### What to work on:
Retype all of the data exactly as given.
*** Records provided ***
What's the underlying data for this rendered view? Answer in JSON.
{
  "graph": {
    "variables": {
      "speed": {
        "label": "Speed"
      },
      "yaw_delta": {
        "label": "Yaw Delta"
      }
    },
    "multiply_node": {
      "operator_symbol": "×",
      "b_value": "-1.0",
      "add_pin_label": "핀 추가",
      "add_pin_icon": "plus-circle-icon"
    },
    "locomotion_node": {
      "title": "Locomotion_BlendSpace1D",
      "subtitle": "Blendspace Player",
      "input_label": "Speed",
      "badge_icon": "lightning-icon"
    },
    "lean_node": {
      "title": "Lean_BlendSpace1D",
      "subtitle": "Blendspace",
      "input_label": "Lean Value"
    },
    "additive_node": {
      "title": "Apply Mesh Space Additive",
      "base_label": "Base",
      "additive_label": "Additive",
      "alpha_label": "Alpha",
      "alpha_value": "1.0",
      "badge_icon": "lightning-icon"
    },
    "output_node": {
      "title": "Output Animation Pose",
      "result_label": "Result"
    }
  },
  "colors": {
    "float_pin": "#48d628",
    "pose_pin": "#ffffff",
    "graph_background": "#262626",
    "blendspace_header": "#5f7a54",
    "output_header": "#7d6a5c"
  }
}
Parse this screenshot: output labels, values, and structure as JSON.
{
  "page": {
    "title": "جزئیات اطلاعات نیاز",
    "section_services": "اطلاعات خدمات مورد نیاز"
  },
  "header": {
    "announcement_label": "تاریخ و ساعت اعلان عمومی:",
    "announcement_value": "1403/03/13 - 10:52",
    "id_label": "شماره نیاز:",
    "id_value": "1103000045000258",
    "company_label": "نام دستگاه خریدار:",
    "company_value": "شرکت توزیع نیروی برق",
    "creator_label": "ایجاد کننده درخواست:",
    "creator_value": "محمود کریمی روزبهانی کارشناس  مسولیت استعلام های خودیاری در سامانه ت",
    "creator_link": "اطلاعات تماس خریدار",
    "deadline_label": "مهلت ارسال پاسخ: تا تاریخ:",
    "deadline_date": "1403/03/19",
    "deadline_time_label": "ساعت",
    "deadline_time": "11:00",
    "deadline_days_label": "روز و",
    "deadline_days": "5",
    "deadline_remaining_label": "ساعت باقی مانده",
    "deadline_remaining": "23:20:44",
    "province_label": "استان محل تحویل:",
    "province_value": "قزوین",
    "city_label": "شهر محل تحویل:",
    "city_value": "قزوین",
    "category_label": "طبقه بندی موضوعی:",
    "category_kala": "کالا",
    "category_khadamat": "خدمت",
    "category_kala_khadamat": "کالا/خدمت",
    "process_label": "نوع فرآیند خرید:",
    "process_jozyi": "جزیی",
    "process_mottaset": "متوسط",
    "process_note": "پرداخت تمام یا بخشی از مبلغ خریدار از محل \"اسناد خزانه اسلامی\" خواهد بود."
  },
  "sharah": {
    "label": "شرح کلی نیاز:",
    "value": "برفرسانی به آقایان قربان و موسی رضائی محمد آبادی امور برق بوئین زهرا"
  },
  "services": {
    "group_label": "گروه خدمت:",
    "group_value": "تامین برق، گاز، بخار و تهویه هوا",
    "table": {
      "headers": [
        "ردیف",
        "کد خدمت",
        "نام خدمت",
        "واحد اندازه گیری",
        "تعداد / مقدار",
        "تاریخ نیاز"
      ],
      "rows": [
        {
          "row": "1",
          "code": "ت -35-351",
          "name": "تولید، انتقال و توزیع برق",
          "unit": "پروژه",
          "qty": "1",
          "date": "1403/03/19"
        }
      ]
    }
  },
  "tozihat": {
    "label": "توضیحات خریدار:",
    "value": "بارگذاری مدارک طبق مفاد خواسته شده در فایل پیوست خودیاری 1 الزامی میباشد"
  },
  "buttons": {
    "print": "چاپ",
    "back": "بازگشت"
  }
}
***
### The completed task:
What's the underlying data for this rendered view? Answer in JSON.
{
  "graph": {
    "variables": {
      "speed": {
        "label": "Speed"
      },
      "yaw_delta": {
        "label": "Yaw Delta"
      }
    },
    "multiply_node": {
      "operator_symbol": "×",
      "b_value": "-1.0",
      "add_pin_label": "핀 추가",
      "add_pin_icon": "plus-circle-icon"
    },
    "locomotion_node": {
      "title": "Locomotion_BlendSpace1D",
      "subtitle": "Blendspace Player",
      "input_label": "Speed",
      "badge_icon": "lightning-icon"
    },
    "lean_node": {
      "title": "Lean_BlendSpace1D",
      "subtitle": "Blendspace",
      "input_label": "Lean Value"
    },
    "additive_node": {
      "title": "Apply Mesh Space Additive",
      "base_label": "Base",
      "additive_label": "Additive",
      "alpha_label": "Alpha",
      "alpha_value": "1.0",
      "badge_icon": "lightning-icon"
    },
    "output_node": {
      "title": "Output Animation Pose",
      "result_label": "Result"
    }
  },
  "colors": {
    "float_pin": "#48d628",
    "pose_pin": "#ffffff",
    "graph_background": "#262626",
    "blendspace_header": "#5f7a54",
    "output_header": "#7d6a5c"
  }
}
Parse this screenshot: output labels, values, and structure as JSON.
{
  "page": {
    "title": "جزئیات اطلاعات نیاز",
    "section_services": "اطلاعات خدمات مورد نیاز"
  },
  "header": {
    "announcement_label": "تاریخ و ساعت اعلان عمومی:",
    "announcement_value": "1403/03/13 - 10:52",
    "id_label": "شماره نیاز:",
    "id_value": "1103000045000258",
    "company_label": "نام دستگاه خریدار:",
    "company_value": "شرکت توزیع نیروی برق",
    "creator_label": "ایجاد کننده درخواست:",
    "creator_value": "محمود کریمی روزبهانی کارشناس  مسولیت استعلام های خودیاری در سامانه ت",
    "creator_link": "اطلاعات تماس خریدار",
    "deadline_label": "مهلت ارسال پاسخ: تا تاریخ:",
    "deadline_date": "1403/03/19",
    "deadline_time_label": "ساعت",
    "deadline_time": "11:00",
    "deadline_days_label": "روز و",
    "deadline_days": "5",
    "deadline_remaining_label": "ساعت باقی مانده",
    "deadline_remaining": "23:20:44",
    "province_label": "استان محل تحویل:",
    "province_value": "قزوین",
    "city_label": "شهر محل تحویل:",
    "city_value": "قزوین",
    "category_label": "طبقه بندی موضوعی:",
    "category_kala": "کالا",
    "category_khadamat": "خدمت",
    "category_kala_khadamat": "کالا/خدمت",
    "process_label": "نوع فرآیند خرید:",
    "process_jozyi": "جزیی",
    "process_mottaset": "متوسط",
    "process_note": "پرداخت تمام یا بخشی از مبلغ خریدار از محل \"اسناد خزانه اسلامی\" خواهد بود."
  },
  "sharah": {
    "label": "شرح کلی نیاز:",
    "value": "برفرسانی به آقایان قربان و موسی رضائی محمد آبادی امور برق بوئین زهرا"
  },
  "services": {
    "group_label": "گروه خدمت:",
    "group_value": "تامین برق، گاز، بخار و تهویه هوا",
    "table": {
      "headers": [
        "ردیف",
        "کد خدمت",
        "نام خدمت",
        "واحد اندازه گیری",
        "تعداد / مقدار",
        "تاریخ نیاز"
      ],
      "rows": [
        {
          "row": "1",
          "code": "ت -35-351",
          "name": "تولید، انتقال و توزیع برق",
          "unit": "پروژه",
          "qty": "1",
          "date": "1403/03/19"
        }
      ]
    }
  },
  "tozihat": {
    "label": "توضیحات خریدار:",
    "value": "بارگذاری مدارک طبق مفاد خواسته شده در فایل پیوست خودیاری 1 الزامی میباشد"
  },
  "buttons": {
    "print": "چاپ",
    "back": "بازگشت"
  }
}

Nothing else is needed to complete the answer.